* **TASK STATEMENT**: Report how many lines of the following entries include the string "text"; respond with the number alone.

(Dataset records)
= = = = =

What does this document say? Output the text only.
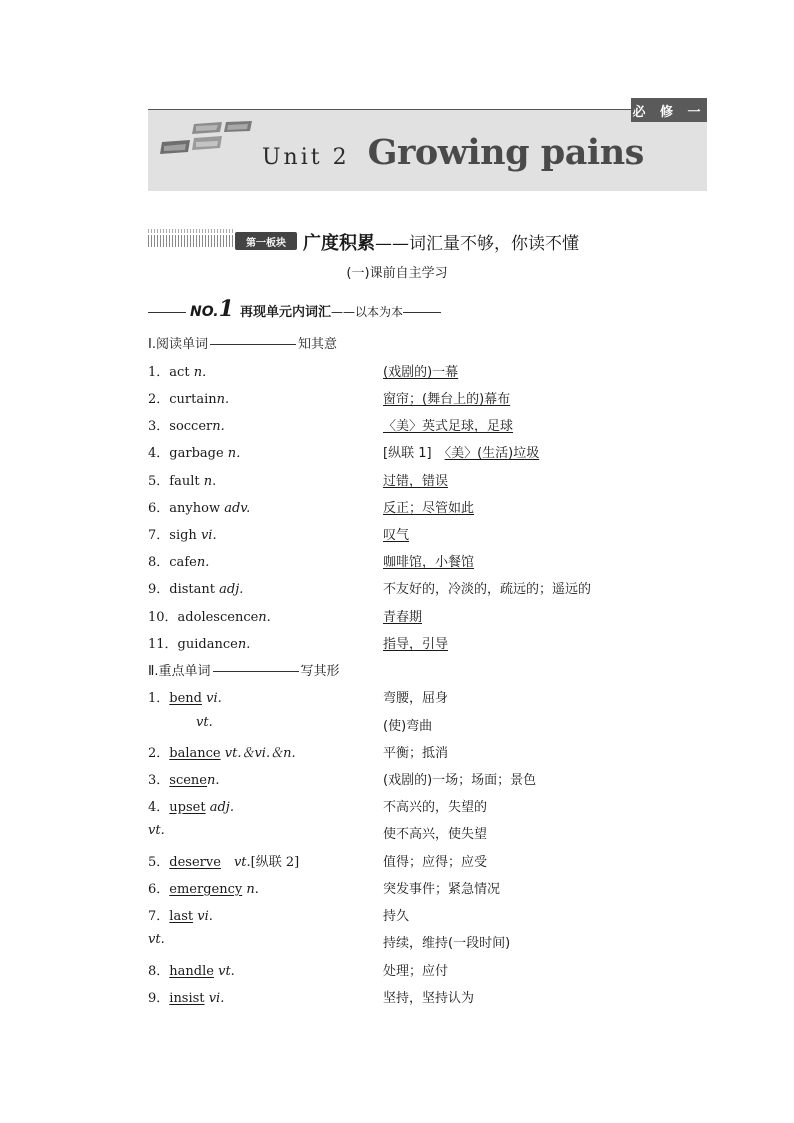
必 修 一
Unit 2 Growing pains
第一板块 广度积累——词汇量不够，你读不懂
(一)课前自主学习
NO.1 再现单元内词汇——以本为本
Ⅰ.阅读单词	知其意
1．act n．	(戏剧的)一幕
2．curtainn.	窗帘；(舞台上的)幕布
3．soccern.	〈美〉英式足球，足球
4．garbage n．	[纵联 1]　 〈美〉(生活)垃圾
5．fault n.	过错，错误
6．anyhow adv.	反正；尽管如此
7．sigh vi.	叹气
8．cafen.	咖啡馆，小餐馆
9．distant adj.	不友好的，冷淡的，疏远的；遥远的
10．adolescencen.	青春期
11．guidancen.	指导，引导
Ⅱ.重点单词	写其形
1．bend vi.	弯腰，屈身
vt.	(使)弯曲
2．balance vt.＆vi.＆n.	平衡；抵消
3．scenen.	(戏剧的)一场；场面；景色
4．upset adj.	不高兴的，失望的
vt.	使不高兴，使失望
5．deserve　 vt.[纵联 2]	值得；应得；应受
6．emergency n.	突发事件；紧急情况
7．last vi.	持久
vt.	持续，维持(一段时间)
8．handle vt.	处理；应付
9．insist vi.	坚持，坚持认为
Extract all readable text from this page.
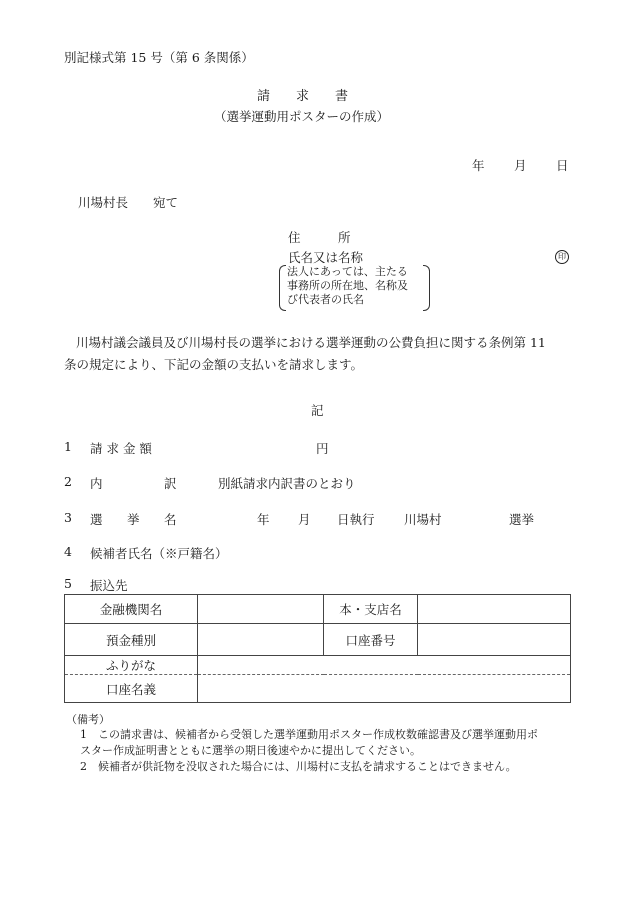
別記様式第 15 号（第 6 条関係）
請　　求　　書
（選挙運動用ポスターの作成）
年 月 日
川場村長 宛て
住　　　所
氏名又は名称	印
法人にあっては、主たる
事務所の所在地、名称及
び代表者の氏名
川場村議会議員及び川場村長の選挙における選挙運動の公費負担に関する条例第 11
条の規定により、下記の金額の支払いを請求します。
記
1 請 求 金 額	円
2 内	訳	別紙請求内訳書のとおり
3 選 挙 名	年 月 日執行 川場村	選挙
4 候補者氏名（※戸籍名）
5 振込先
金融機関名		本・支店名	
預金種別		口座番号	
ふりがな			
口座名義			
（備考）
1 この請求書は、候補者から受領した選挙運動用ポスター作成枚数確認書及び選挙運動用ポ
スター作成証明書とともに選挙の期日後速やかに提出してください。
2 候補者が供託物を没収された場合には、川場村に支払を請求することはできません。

= = = = =

* **SOLVED PROBLEM**: 2